• How to complete this task:
An exact copy of every entry is needed, without any of the pictures.

Start of Records for the task

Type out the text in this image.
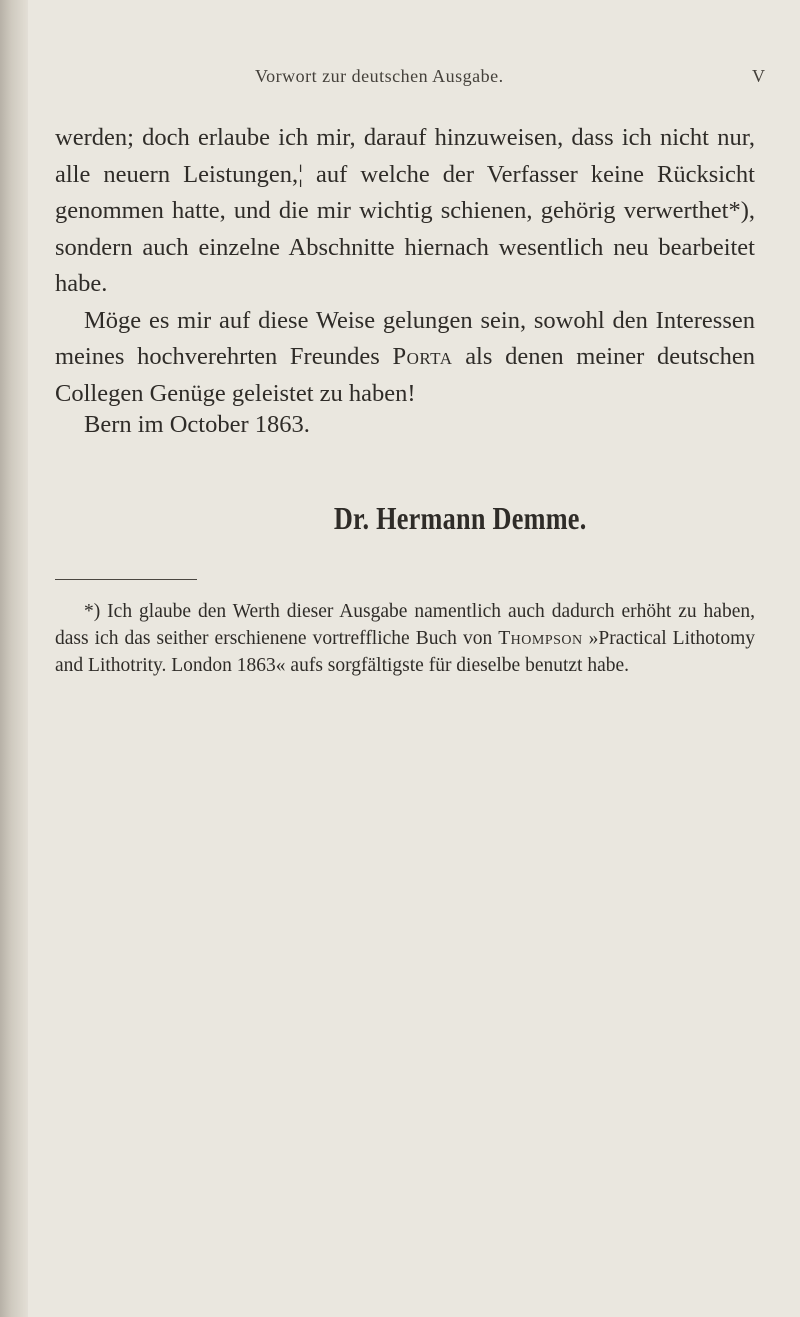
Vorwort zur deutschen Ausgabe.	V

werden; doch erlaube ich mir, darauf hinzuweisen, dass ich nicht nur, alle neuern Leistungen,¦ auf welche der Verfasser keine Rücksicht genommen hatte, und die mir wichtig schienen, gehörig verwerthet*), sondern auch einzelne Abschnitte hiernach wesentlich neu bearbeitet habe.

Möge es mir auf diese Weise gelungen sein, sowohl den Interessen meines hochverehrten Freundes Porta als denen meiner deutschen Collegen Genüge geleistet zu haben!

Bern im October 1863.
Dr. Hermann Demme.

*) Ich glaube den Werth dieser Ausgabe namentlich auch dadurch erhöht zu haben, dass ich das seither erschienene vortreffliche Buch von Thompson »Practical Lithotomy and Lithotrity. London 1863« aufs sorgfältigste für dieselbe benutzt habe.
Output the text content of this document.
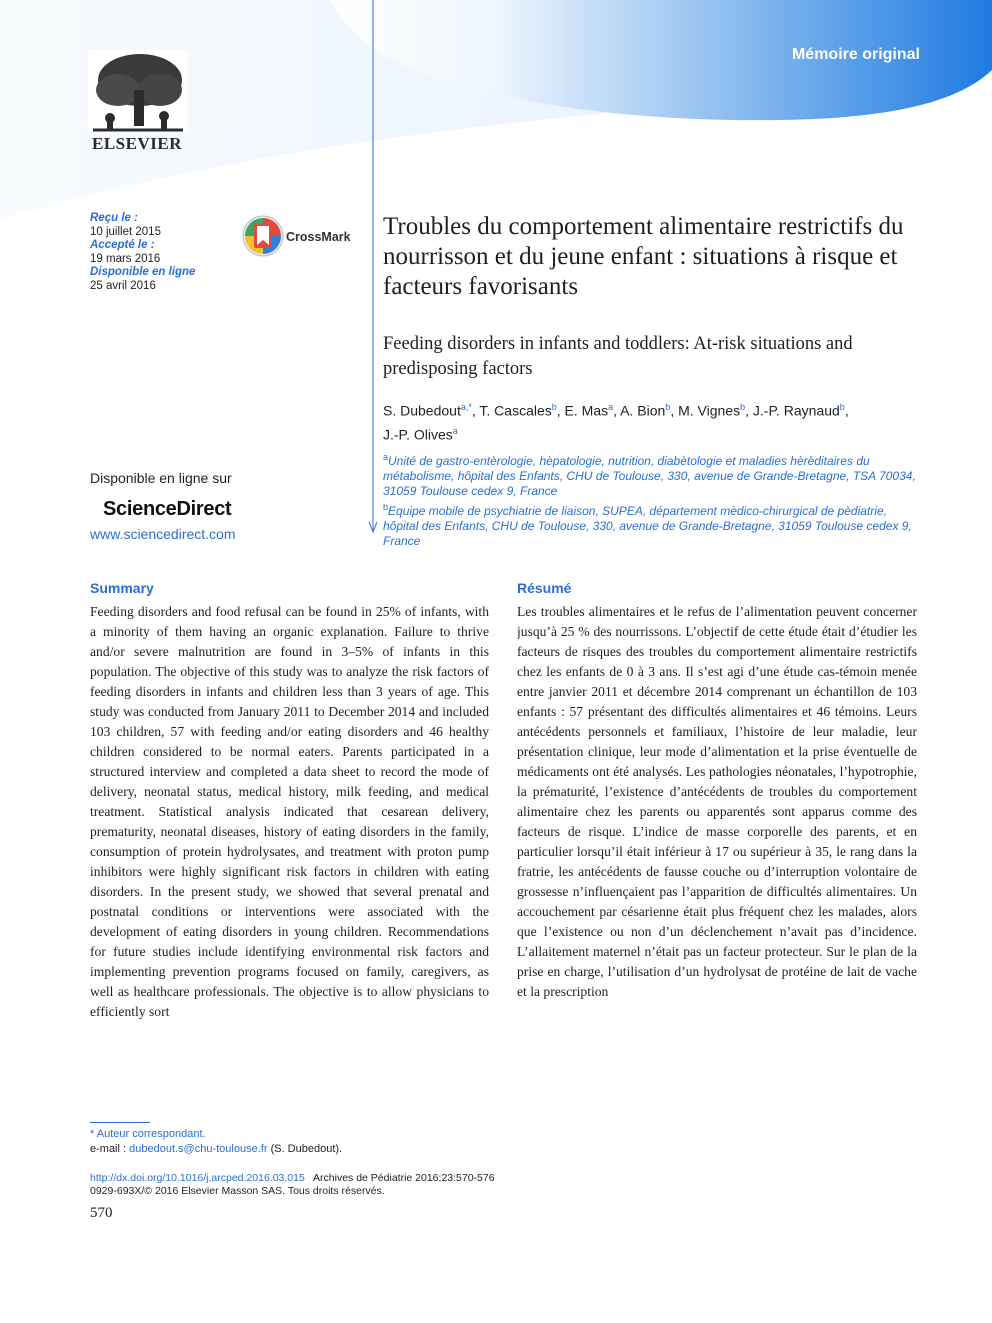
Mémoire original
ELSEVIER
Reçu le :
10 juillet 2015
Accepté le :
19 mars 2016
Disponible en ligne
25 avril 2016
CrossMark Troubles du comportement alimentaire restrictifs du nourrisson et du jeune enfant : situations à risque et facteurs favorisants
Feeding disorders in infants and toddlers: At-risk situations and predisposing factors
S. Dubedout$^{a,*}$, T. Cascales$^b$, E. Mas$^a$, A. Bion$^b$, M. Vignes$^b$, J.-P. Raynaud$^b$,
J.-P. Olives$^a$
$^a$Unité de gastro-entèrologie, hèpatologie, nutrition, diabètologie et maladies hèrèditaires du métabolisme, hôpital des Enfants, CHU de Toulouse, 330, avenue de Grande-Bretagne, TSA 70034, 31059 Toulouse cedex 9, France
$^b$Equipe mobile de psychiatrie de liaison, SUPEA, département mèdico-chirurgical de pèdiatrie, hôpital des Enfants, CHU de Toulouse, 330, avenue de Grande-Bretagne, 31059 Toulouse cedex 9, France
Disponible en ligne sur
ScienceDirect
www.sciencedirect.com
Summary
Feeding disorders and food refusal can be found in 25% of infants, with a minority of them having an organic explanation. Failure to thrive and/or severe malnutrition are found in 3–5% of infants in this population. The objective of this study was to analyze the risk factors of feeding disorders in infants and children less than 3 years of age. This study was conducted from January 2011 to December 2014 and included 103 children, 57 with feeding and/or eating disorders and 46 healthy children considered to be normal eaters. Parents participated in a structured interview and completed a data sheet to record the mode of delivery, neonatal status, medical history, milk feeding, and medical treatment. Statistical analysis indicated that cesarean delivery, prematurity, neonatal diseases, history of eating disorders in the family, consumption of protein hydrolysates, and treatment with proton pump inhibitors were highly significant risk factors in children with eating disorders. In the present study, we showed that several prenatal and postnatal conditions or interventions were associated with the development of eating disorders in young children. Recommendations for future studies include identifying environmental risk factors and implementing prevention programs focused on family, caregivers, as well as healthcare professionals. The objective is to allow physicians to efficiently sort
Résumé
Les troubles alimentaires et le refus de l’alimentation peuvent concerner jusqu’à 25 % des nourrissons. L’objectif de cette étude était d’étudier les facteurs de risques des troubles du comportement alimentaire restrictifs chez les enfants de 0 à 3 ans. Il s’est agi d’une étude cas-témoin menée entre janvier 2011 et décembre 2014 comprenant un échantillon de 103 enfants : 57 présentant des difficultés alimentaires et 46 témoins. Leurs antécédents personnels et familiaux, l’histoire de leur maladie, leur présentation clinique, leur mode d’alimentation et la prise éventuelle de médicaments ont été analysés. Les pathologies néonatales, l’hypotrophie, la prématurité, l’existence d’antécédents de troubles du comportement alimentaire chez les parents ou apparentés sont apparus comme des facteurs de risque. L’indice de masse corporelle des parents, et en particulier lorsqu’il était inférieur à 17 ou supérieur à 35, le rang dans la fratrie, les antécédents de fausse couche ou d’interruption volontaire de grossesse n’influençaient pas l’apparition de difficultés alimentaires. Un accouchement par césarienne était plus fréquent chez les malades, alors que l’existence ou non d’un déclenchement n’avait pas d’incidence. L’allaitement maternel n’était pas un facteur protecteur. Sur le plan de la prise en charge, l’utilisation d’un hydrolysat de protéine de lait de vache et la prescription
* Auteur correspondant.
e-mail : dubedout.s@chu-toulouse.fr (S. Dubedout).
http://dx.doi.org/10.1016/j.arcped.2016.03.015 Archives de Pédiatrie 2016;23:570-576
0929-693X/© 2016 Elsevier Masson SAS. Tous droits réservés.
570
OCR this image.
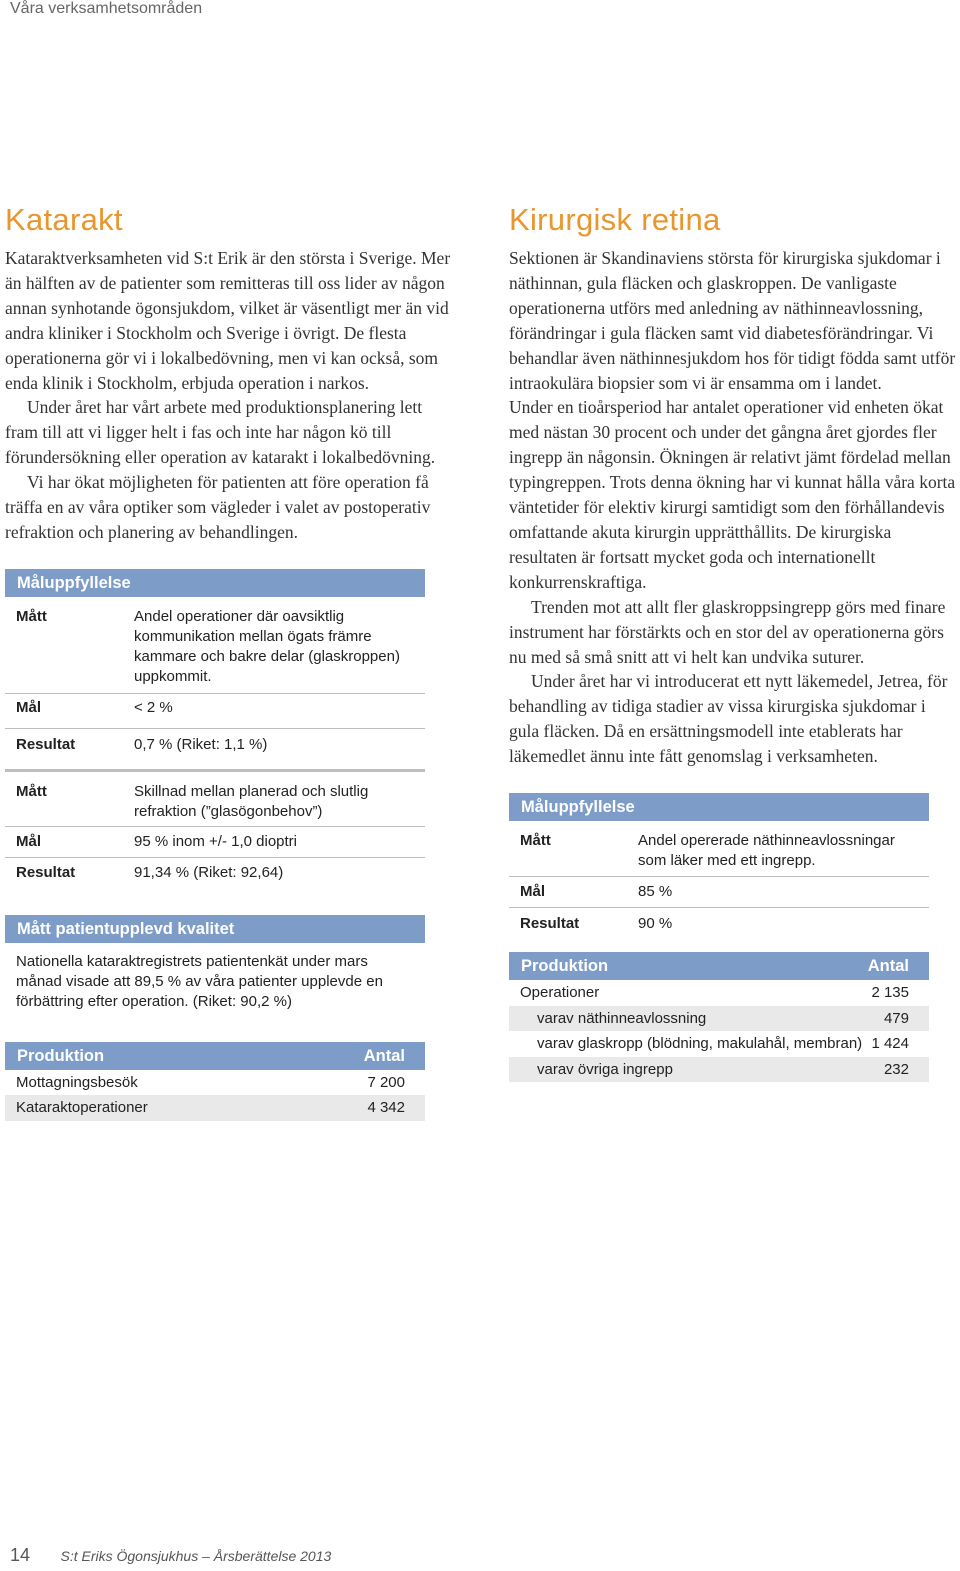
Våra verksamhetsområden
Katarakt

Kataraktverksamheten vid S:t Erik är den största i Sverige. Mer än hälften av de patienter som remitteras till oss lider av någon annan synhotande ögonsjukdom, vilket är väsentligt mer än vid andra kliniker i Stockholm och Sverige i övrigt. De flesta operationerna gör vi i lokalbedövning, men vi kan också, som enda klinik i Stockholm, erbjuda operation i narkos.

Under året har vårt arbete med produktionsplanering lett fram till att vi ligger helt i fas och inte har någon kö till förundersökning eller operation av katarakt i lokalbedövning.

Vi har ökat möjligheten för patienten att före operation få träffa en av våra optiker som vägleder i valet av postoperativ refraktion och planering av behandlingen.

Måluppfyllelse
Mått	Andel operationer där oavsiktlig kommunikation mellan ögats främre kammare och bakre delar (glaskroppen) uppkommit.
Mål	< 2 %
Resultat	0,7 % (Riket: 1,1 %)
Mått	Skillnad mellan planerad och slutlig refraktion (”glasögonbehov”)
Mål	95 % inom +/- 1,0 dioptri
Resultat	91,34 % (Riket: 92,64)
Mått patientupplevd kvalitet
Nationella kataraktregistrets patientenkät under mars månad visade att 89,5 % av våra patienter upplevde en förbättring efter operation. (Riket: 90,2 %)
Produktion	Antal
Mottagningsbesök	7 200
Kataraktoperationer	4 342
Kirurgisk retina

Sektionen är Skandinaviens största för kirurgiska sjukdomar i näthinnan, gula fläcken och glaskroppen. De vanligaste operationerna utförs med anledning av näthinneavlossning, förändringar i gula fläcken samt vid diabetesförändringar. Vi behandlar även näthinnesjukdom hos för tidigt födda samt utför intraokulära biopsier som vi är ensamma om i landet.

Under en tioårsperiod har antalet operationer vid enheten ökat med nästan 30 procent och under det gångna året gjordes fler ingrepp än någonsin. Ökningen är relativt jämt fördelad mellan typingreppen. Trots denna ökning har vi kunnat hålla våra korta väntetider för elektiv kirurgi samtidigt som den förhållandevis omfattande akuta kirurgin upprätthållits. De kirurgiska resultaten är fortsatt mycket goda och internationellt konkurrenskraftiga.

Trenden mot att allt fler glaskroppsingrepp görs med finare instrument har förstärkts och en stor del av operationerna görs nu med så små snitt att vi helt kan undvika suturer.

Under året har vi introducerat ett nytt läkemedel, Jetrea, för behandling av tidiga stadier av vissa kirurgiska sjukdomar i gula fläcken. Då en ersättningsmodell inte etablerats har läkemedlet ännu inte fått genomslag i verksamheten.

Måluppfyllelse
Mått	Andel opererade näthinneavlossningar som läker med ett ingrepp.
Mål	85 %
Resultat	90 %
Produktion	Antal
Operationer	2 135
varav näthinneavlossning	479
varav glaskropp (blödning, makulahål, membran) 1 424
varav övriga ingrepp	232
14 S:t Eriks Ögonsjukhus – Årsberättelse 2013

End of Records for the task

• Written response:
Type out the text in this image.
Vorwort zur deutschen Ausgabe.	V

werden; doch erlaube ich mir, darauf hinzuweisen, dass ich nicht nur, alle neuern Leistungen,¦ auf welche der Verfasser keine Rücksicht genommen hatte, und die mir wichtig schienen, gehörig verwerthet*), sondern auch einzelne Abschnitte hiernach wesentlich neu bearbeitet habe.

Möge es mir auf diese Weise gelungen sein, sowohl den Interessen meines hochverehrten Freundes Porta als denen meiner deutschen Collegen Genüge geleistet zu haben!

Bern im October 1863.
Dr. Hermann Demme.

*) Ich glaube den Werth dieser Ausgabe namentlich auch dadurch erhöht zu haben, dass ich das seither erschienene vortreffliche Buch von Thompson »Practical Lithotomy and Lithotrity. London 1863« aufs sorgfältigste für dieselbe benutzt habe.
Output the text content of this document.
Mémoire original
ELSEVIER
Reçu le :
10 juillet 2015
Accepté le :
19 mars 2016
Disponible en ligne
25 avril 2016
CrossMark Troubles du comportement alimentaire restrictifs du nourrisson et du jeune enfant : situations à risque et facteurs favorisants
Feeding disorders in infants and toddlers: At-risk situations and predisposing factors
S. Dubedout$^{a,*}$, T. Cascales$^b$, E. Mas$^a$, A. Bion$^b$, M. Vignes$^b$, J.-P. Raynaud$^b$,
J.-P. Olives$^a$
$^a$Unité de gastro-entèrologie, hèpatologie, nutrition, diabètologie et maladies hèrèditaires du métabolisme, hôpital des Enfants, CHU de Toulouse, 330, avenue de Grande-Bretagne, TSA 70034, 31059 Toulouse cedex 9, France
$^b$Equipe mobile de psychiatrie de liaison, SUPEA, département mèdico-chirurgical de pèdiatrie, hôpital des Enfants, CHU de Toulouse, 330, avenue de Grande-Bretagne, 31059 Toulouse cedex 9, France
Disponible en ligne sur
ScienceDirect
www.sciencedirect.com
Summary
Feeding disorders and food refusal can be found in 25% of infants, with a minority of them having an organic explanation. Failure to thrive and/or severe malnutrition are found in 3–5% of infants in this population. The objective of this study was to analyze the risk factors of feeding disorders in infants and children less than 3 years of age. This study was conducted from January 2011 to December 2014 and included 103 children, 57 with feeding and/or eating disorders and 46 healthy children considered to be normal eaters. Parents participated in a structured interview and completed a data sheet to record the mode of delivery, neonatal status, medical history, milk feeding, and medical treatment. Statistical analysis indicated that cesarean delivery, prematurity, neonatal diseases, history of eating disorders in the family, consumption of protein hydrolysates, and treatment with proton pump inhibitors were highly significant risk factors in children with eating disorders. In the present study, we showed that several prenatal and postnatal conditions or interventions were associated with the development of eating disorders in young children. Recommendations for future studies include identifying environmental risk factors and implementing prevention programs focused on family, caregivers, as well as healthcare professionals. The objective is to allow physicians to efficiently sort
Résumé
Les troubles alimentaires et le refus de l’alimentation peuvent concerner jusqu’à 25 % des nourrissons. L’objectif de cette étude était d’étudier les facteurs de risques des troubles du comportement alimentaire restrictifs chez les enfants de 0 à 3 ans. Il s’est agi d’une étude cas-témoin menée entre janvier 2011 et décembre 2014 comprenant un échantillon de 103 enfants : 57 présentant des difficultés alimentaires et 46 témoins. Leurs antécédents personnels et familiaux, l’histoire de leur maladie, leur présentation clinique, leur mode d’alimentation et la prise éventuelle de médicaments ont été analysés. Les pathologies néonatales, l’hypotrophie, la prématurité, l’existence d’antécédents de troubles du comportement alimentaire chez les parents ou apparentés sont apparus comme des facteurs de risque. L’indice de masse corporelle des parents, et en particulier lorsqu’il était inférieur à 17 ou supérieur à 35, le rang dans la fratrie, les antécédents de fausse couche ou d’interruption volontaire de grossesse n’influençaient pas l’apparition de difficultés alimentaires. Un accouchement par césarienne était plus fréquent chez les malades, alors que l’existence ou non d’un déclenchement n’avait pas d’incidence. L’allaitement maternel n’était pas un facteur protecteur. Sur le plan de la prise en charge, l’utilisation d’un hydrolysat de protéine de lait de vache et la prescription
* Auteur correspondant.
e-mail : dubedout.s@chu-toulouse.fr (S. Dubedout).
http://dx.doi.org/10.1016/j.arcped.2016.03.015 Archives de Pédiatrie 2016;23:570-576
0929-693X/© 2016 Elsevier Masson SAS. Tous droits réservés.
570
OCR this image.
Våra verksamhetsområden
Katarakt

Kataraktverksamheten vid S:t Erik är den största i Sverige. Mer än hälften av de patienter som remitteras till oss lider av någon annan synhotande ögonsjukdom, vilket är väsentligt mer än vid andra kliniker i Stockholm och Sverige i övrigt. De flesta operationerna gör vi i lokalbedövning, men vi kan också, som enda klinik i Stockholm, erbjuda operation i narkos.

Under året har vårt arbete med produktionsplanering lett fram till att vi ligger helt i fas och inte har någon kö till förundersökning eller operation av katarakt i lokalbedövning.

Vi har ökat möjligheten för patienten att före operation få träffa en av våra optiker som vägleder i valet av postoperativ refraktion och planering av behandlingen.

Måluppfyllelse
Mått	Andel operationer där oavsiktlig kommunikation mellan ögats främre kammare och bakre delar (glaskroppen) uppkommit.
Mål	< 2 %
Resultat	0,7 % (Riket: 1,1 %)
Mått	Skillnad mellan planerad och slutlig refraktion (”glasögonbehov”)
Mål	95 % inom +/- 1,0 dioptri
Resultat	91,34 % (Riket: 92,64)
Mått patientupplevd kvalitet
Nationella kataraktregistrets patientenkät under mars månad visade att 89,5 % av våra patienter upplevde en förbättring efter operation. (Riket: 90,2 %)
Produktion	Antal
Mottagningsbesök	7 200
Kataraktoperationer	4 342
Kirurgisk retina

Sektionen är Skandinaviens största för kirurgiska sjukdomar i näthinnan, gula fläcken och glaskroppen. De vanligaste operationerna utförs med anledning av näthinneavlossning, förändringar i gula fläcken samt vid diabetesförändringar. Vi behandlar även näthinnesjukdom hos för tidigt födda samt utför intraokulära biopsier som vi är ensamma om i landet.

Under en tioårsperiod har antalet operationer vid enheten ökat med nästan 30 procent och under det gångna året gjordes fler ingrepp än någonsin. Ökningen är relativt jämt fördelad mellan typingreppen. Trots denna ökning har vi kunnat hålla våra korta väntetider för elektiv kirurgi samtidigt som den förhållandevis omfattande akuta kirurgin upprätthållits. De kirurgiska resultaten är fortsatt mycket goda och internationellt konkurrenskraftiga.

Trenden mot att allt fler glaskroppsingrepp görs med finare instrument har förstärkts och en stor del av operationerna görs nu med så små snitt att vi helt kan undvika suturer.

Under året har vi introducerat ett nytt läkemedel, Jetrea, för behandling av tidiga stadier av vissa kirurgiska sjukdomar i gula fläcken. Då en ersättningsmodell inte etablerats har läkemedlet ännu inte fått genomslag i verksamheten.

Måluppfyllelse
Mått	Andel opererade näthinneavlossningar som läker med ett ingrepp.
Mål	85 %
Resultat	90 %
Produktion	Antal
Operationer	2 135
varav näthinneavlossning	479
varav glaskropp (blödning, makulahål, membran) 1 424
varav övriga ingrepp	232
14 S:t Eriks Ögonsjukhus – Årsberättelse 2013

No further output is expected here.